- _WORK TO BE COMPLETED_
Copy the records word for word, starting at the very first line and stopping after the line that contains "probability-cell: 48.86% bbox=[180, 304, 244, 327]".

- _SUPPLIED DATA_
###

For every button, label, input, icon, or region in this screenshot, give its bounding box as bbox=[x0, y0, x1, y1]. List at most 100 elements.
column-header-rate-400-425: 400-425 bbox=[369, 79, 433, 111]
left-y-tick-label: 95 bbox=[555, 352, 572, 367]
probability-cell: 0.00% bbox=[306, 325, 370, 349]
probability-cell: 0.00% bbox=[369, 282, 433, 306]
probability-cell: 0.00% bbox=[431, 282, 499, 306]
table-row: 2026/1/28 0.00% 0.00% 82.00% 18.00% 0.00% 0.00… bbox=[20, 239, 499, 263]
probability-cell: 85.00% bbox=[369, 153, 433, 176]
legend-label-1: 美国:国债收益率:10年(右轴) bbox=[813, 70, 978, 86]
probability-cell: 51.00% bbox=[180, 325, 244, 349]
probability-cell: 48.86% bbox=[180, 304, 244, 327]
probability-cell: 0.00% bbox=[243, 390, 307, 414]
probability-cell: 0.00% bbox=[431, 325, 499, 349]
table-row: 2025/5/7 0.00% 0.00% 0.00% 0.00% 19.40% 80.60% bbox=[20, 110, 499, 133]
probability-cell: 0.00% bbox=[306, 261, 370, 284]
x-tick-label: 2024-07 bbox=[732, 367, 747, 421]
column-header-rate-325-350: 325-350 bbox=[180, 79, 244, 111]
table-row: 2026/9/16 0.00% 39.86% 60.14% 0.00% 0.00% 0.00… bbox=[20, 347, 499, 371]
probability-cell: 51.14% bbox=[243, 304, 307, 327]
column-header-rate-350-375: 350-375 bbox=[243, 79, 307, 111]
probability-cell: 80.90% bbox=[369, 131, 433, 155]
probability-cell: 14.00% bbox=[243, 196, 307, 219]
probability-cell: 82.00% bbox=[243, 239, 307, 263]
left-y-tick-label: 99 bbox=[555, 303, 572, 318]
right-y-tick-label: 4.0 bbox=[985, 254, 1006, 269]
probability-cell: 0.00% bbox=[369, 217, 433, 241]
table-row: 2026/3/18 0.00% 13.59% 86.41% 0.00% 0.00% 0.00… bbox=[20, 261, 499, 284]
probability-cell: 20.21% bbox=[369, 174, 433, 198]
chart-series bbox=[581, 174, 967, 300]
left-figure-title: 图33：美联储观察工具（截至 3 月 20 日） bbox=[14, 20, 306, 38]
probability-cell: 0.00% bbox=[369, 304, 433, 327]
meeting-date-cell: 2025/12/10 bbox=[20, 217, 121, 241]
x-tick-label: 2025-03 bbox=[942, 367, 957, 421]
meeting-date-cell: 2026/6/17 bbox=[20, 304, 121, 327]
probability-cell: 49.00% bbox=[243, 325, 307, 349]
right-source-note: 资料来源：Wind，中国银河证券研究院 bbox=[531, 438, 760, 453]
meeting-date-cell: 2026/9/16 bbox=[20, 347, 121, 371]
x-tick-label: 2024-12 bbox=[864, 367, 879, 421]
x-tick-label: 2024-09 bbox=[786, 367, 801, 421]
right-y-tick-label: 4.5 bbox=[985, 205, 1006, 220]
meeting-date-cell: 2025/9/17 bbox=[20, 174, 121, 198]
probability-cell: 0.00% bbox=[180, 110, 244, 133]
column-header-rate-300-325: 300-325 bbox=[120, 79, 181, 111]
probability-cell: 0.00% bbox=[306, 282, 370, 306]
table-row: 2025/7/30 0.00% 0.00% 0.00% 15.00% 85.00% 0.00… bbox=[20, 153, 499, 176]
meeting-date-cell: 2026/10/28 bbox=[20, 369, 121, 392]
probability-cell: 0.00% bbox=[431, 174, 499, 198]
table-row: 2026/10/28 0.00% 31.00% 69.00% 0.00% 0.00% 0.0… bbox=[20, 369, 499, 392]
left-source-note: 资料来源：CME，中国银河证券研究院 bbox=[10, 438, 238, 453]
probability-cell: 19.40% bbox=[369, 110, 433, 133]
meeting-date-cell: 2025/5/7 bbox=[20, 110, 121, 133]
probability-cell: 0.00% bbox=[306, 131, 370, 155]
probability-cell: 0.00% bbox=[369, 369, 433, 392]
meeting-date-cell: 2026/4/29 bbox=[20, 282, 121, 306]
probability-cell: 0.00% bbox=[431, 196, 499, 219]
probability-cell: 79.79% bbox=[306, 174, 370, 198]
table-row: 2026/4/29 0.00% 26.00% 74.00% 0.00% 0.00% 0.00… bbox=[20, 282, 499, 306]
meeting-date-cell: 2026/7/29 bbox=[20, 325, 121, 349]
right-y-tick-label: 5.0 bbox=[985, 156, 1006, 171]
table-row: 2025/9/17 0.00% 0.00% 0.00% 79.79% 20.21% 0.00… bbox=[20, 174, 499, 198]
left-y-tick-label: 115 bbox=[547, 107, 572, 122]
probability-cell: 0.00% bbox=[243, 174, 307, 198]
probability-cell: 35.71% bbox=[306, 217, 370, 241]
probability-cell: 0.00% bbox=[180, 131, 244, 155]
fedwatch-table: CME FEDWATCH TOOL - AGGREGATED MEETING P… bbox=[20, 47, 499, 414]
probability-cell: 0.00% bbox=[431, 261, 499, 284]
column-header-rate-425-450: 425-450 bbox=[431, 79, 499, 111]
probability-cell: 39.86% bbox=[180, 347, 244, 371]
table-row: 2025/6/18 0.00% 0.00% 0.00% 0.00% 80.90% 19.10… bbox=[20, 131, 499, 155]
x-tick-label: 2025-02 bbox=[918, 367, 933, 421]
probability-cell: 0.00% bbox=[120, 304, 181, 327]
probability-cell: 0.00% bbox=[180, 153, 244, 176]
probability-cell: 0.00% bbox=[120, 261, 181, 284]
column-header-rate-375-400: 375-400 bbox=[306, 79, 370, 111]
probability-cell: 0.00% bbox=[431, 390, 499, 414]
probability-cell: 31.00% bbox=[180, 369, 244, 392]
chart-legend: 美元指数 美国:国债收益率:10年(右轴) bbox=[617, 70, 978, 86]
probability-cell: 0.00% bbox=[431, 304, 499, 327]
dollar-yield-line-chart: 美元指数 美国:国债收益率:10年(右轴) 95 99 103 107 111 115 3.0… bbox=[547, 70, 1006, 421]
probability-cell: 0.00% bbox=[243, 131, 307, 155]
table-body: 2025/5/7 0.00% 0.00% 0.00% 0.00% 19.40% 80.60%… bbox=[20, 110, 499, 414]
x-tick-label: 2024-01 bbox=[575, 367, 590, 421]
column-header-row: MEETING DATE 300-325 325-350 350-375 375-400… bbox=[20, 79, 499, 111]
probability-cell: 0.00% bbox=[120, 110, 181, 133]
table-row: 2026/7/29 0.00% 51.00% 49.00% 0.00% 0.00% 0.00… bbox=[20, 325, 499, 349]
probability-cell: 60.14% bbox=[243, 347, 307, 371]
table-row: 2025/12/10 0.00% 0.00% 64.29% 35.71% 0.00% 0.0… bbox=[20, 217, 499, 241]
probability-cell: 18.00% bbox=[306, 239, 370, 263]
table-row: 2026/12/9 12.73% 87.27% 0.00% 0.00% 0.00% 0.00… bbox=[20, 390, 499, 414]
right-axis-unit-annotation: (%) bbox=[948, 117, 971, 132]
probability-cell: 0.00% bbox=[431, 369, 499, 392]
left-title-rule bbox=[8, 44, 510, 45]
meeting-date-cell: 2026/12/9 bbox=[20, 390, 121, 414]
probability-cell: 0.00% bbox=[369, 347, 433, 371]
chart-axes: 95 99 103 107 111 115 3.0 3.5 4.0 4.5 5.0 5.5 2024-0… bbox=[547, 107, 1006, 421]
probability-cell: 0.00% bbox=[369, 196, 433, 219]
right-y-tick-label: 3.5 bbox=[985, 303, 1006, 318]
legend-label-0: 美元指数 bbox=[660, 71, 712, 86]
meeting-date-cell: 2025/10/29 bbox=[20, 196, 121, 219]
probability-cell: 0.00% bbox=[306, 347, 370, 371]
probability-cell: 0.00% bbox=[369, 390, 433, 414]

###

- _SOLUTION FOR THIS PROBLEM_
For every button, label, input, icon, or region in this screenshot, give its bounding box as bbox=[x0, y0, x1, y1]. List at most 100 elements.
column-header-rate-400-425: 400-425 bbox=[369, 79, 433, 111]
left-y-tick-label: 95 bbox=[555, 352, 572, 367]
probability-cell: 0.00% bbox=[306, 325, 370, 349]
probability-cell: 0.00% bbox=[369, 282, 433, 306]
probability-cell: 0.00% bbox=[431, 282, 499, 306]
table-row: 2026/1/28 0.00% 0.00% 82.00% 18.00% 0.00% 0.00… bbox=[20, 239, 499, 263]
probability-cell: 85.00% bbox=[369, 153, 433, 176]
legend-label-1: 美国:国债收益率:10年(右轴) bbox=[813, 70, 978, 86]
probability-cell: 51.00% bbox=[180, 325, 244, 349]
probability-cell: 48.86% bbox=[180, 304, 244, 327]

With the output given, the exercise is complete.